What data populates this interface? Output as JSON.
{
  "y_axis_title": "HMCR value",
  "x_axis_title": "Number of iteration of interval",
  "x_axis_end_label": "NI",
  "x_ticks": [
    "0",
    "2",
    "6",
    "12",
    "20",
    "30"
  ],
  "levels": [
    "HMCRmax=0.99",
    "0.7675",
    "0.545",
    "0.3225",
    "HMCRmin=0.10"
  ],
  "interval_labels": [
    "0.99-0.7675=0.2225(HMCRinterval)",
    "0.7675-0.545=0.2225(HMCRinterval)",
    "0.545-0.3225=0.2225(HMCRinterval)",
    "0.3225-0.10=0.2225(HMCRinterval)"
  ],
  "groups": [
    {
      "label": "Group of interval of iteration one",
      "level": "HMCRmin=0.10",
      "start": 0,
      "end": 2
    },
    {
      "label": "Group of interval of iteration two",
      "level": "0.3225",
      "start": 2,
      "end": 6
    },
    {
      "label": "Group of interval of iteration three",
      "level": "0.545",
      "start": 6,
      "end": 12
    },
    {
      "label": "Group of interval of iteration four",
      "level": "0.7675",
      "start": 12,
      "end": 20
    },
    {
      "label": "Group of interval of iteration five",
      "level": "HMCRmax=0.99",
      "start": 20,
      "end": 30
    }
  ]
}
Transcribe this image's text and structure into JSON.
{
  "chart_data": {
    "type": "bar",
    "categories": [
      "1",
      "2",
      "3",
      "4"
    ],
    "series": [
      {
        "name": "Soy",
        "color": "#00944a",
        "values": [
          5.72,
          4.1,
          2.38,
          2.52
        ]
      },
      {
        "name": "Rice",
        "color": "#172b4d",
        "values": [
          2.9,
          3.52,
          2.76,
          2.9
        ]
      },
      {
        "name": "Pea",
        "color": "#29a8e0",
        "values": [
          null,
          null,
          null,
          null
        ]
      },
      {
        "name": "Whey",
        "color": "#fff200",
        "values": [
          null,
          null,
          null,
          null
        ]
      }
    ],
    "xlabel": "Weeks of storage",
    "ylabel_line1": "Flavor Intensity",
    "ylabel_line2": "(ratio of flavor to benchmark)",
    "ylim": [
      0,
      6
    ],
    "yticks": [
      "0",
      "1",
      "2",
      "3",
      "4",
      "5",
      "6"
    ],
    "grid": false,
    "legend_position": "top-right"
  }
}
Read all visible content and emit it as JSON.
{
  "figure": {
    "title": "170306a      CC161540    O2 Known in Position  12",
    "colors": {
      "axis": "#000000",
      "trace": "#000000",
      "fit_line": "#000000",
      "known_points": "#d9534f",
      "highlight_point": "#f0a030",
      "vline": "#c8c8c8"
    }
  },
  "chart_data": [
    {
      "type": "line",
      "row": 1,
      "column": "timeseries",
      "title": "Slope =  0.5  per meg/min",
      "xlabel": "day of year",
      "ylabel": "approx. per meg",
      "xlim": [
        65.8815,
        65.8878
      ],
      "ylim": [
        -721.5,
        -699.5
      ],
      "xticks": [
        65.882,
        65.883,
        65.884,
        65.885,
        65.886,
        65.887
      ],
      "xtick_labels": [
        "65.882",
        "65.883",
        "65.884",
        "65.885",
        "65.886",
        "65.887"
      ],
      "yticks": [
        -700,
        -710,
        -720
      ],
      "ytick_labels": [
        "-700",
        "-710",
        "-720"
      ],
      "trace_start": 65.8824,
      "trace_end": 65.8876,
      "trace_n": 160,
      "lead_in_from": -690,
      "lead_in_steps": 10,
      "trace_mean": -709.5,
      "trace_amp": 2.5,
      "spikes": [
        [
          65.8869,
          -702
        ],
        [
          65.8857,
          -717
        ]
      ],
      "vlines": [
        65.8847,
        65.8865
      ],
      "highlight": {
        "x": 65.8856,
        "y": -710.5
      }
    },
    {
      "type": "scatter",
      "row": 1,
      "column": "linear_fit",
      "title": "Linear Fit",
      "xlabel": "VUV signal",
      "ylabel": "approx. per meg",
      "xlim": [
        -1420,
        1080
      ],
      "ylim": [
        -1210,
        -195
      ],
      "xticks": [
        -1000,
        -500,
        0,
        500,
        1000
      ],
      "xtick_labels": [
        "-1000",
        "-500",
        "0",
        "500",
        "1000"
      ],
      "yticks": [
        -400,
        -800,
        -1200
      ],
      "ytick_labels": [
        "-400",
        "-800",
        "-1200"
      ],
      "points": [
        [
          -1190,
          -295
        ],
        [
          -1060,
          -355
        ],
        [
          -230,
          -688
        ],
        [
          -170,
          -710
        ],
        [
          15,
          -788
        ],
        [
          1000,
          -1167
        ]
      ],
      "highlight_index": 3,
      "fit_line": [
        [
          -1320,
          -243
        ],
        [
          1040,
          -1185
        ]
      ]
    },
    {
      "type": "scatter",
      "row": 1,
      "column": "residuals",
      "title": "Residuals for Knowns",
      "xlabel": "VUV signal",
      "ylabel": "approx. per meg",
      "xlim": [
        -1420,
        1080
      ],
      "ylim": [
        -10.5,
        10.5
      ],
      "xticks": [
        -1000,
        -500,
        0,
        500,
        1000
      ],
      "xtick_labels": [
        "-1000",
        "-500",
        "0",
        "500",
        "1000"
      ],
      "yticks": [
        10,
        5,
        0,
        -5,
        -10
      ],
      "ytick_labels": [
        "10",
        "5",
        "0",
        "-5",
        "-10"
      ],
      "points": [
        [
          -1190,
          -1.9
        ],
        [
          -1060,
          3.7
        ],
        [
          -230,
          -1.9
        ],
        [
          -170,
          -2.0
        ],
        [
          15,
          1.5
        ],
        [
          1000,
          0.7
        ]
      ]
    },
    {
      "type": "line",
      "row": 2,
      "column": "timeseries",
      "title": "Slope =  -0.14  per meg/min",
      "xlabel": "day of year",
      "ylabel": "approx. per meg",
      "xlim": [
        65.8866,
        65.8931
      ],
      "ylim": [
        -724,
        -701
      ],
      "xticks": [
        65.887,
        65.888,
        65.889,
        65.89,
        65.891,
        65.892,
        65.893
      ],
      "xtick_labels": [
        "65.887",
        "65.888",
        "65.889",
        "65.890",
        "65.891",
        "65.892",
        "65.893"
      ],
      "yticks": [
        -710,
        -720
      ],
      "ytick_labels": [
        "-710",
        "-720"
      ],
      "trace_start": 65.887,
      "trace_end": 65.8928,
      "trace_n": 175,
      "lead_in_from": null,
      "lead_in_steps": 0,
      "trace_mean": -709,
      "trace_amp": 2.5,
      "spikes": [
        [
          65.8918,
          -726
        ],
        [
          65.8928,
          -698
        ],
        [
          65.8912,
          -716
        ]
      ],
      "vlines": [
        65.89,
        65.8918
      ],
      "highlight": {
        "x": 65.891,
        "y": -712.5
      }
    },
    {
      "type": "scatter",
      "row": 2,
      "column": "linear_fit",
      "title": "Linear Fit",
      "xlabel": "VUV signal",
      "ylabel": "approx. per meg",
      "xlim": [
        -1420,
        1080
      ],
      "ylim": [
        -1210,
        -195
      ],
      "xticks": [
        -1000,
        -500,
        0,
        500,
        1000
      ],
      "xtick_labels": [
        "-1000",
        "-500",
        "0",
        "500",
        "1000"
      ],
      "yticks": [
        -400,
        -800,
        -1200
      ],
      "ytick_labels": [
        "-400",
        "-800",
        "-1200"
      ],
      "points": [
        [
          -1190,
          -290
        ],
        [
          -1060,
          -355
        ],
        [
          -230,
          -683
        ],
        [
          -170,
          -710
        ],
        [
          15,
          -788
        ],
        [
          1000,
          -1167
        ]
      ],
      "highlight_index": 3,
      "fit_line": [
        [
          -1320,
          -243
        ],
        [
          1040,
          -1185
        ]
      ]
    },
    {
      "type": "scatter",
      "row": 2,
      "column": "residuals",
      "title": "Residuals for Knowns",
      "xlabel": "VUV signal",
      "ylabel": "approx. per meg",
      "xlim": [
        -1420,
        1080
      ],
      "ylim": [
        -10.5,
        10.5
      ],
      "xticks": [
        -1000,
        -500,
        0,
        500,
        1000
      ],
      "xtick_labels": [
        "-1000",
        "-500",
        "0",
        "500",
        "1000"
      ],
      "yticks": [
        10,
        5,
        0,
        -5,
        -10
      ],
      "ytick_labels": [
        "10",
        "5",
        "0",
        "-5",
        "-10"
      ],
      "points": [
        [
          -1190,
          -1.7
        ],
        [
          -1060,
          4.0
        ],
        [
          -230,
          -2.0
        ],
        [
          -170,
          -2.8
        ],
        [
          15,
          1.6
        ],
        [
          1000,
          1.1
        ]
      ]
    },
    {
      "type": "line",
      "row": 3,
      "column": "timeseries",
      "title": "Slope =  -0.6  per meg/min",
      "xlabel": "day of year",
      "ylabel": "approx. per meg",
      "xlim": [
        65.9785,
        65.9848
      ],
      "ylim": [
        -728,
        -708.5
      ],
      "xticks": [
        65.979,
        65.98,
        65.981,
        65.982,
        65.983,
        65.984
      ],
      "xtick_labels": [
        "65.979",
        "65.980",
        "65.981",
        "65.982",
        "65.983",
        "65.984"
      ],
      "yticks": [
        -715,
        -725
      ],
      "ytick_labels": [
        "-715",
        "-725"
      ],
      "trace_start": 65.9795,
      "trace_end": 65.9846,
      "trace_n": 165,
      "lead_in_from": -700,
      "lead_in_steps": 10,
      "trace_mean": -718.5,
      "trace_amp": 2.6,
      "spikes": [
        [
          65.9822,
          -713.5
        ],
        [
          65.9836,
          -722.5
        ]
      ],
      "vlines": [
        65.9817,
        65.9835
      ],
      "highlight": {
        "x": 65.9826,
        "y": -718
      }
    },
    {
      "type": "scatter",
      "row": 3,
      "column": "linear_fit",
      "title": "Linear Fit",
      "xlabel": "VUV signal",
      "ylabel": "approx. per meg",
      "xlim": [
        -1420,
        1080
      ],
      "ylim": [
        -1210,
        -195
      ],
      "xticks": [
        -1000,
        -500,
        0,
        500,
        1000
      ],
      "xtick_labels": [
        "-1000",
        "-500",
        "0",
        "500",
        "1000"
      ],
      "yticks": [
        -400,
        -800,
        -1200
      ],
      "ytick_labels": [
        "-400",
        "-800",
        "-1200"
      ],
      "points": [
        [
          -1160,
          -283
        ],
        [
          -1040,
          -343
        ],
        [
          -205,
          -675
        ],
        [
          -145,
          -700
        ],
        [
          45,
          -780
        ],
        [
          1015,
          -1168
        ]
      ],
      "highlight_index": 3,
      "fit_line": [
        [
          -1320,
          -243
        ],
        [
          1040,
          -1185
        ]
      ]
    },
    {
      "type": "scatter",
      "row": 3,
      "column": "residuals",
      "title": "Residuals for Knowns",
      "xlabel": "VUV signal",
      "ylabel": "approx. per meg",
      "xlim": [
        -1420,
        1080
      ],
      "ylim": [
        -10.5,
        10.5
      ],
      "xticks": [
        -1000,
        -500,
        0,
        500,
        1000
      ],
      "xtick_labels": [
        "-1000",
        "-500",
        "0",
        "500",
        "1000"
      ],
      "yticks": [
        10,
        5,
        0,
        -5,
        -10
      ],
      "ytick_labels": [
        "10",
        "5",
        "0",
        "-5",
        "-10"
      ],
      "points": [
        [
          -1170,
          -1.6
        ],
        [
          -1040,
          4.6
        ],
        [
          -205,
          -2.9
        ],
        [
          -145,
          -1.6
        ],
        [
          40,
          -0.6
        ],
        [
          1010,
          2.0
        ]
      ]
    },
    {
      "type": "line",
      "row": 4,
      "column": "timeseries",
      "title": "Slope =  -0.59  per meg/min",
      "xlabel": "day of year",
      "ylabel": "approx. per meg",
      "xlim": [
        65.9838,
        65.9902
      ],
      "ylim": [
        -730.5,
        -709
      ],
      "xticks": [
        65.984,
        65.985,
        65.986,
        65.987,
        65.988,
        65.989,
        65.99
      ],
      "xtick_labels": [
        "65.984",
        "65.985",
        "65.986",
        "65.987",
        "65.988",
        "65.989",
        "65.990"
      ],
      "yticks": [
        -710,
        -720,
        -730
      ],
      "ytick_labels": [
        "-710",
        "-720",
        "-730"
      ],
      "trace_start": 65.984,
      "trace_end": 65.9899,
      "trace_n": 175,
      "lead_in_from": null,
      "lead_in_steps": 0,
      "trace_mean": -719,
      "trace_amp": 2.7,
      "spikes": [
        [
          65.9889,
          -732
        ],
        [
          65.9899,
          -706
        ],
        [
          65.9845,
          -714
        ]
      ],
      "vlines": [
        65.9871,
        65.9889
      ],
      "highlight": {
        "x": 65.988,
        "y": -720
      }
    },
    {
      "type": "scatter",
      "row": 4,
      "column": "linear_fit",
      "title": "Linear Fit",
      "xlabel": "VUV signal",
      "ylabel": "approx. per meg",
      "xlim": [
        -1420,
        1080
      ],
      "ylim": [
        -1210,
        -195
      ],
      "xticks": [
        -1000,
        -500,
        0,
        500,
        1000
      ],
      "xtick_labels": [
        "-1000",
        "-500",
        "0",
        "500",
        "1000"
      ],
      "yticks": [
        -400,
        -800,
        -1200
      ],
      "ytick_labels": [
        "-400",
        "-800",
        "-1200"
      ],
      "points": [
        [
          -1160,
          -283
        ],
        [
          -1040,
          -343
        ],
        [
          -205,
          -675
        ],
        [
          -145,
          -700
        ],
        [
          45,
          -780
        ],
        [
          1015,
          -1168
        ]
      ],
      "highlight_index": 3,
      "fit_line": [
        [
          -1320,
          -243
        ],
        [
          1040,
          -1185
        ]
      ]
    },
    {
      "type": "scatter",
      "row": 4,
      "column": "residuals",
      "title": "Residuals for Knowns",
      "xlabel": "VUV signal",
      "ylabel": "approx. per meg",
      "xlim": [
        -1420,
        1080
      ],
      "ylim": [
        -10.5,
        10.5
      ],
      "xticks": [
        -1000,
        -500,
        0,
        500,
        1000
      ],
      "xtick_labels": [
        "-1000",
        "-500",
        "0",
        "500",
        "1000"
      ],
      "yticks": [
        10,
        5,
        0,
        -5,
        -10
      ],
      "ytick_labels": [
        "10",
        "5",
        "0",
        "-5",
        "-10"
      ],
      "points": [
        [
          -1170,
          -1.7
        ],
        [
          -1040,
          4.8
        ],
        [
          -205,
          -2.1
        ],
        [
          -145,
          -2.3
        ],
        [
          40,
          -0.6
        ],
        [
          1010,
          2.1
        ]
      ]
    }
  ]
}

+---+

§ REQUIREMENT: Isolate each line of the listing above that includes "this". Copy it.

§ CORRECT OUTPUT:
What data populates this interface? Output as JSON.
Transcribe this image's text and structure into JSON.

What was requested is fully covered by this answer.